→ **PROBLEM REQUIREMENTS**
From the listing below, return each line that includes "带答案解析".

>>>>

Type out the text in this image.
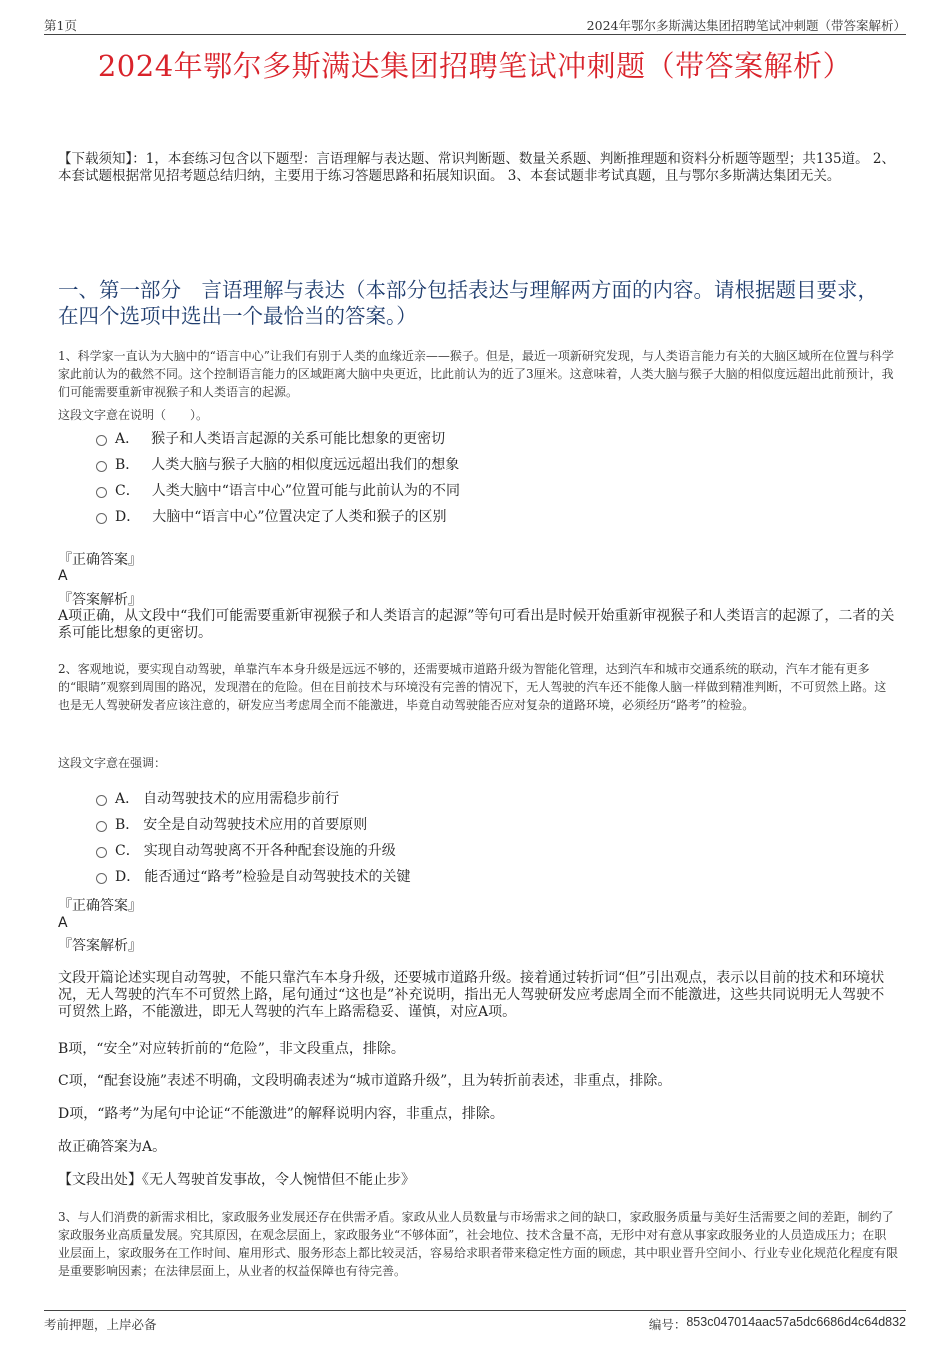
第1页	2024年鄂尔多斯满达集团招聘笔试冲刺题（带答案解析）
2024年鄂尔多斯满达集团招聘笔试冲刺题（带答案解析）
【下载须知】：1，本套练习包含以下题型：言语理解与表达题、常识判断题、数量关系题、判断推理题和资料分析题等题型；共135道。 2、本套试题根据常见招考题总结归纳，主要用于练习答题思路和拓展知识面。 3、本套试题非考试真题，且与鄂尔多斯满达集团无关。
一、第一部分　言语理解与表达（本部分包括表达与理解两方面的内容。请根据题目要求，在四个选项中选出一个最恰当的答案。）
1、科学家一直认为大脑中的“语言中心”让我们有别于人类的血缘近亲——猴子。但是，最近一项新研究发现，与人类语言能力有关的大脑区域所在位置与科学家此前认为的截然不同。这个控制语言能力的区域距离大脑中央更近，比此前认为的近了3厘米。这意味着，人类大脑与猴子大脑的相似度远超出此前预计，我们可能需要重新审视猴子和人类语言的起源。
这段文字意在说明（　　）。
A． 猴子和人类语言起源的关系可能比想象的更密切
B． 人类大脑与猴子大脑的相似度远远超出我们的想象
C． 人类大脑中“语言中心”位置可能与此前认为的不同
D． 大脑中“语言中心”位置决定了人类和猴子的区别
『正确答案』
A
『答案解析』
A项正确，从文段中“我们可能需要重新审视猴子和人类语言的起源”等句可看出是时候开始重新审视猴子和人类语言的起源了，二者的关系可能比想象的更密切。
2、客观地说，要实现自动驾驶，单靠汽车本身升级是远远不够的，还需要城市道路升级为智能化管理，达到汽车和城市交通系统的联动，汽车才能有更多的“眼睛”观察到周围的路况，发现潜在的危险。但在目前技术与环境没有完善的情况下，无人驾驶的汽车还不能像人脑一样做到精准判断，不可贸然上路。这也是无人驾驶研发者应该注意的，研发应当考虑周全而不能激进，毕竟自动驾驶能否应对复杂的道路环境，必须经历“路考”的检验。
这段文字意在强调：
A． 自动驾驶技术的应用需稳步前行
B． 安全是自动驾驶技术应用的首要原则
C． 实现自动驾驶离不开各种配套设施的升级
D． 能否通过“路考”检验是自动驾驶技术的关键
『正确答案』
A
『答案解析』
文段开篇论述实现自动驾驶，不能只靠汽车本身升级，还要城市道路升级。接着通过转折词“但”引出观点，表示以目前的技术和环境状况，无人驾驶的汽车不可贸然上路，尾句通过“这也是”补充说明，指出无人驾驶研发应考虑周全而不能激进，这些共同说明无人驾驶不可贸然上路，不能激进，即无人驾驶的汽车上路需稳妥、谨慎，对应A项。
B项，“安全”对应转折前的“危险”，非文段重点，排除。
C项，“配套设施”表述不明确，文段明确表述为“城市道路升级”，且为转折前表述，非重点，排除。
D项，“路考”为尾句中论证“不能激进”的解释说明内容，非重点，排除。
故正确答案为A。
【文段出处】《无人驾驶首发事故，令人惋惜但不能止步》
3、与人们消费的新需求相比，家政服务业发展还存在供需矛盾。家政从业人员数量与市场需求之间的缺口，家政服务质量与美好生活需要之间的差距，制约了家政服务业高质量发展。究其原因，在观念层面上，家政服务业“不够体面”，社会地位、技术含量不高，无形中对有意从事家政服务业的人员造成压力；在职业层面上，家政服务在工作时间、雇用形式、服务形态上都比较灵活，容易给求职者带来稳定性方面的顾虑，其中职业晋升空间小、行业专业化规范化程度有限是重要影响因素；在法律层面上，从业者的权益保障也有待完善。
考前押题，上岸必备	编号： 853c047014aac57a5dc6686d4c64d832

<<<<
>>>>

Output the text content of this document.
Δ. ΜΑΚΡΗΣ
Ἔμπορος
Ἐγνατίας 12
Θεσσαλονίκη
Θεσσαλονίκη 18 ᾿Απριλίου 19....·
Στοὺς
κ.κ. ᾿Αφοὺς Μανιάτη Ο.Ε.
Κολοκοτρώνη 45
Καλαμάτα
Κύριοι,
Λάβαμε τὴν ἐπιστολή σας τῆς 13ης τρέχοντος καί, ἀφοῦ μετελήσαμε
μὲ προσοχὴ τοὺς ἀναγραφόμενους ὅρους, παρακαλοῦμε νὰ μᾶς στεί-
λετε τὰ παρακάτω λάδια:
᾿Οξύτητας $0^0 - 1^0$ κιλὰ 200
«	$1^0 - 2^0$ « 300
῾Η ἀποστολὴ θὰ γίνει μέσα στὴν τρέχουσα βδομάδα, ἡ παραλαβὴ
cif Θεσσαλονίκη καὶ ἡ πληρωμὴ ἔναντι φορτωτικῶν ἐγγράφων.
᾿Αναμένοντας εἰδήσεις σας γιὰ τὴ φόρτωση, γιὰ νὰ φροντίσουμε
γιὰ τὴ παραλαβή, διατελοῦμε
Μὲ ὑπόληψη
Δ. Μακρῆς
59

<<<<

→ **EXPECTED ANSWER**
第1页	2024年鄂尔多斯满达集团招聘笔试冲刺题（带答案解析）
2024年鄂尔多斯满达集团招聘笔试冲刺题（带答案解析）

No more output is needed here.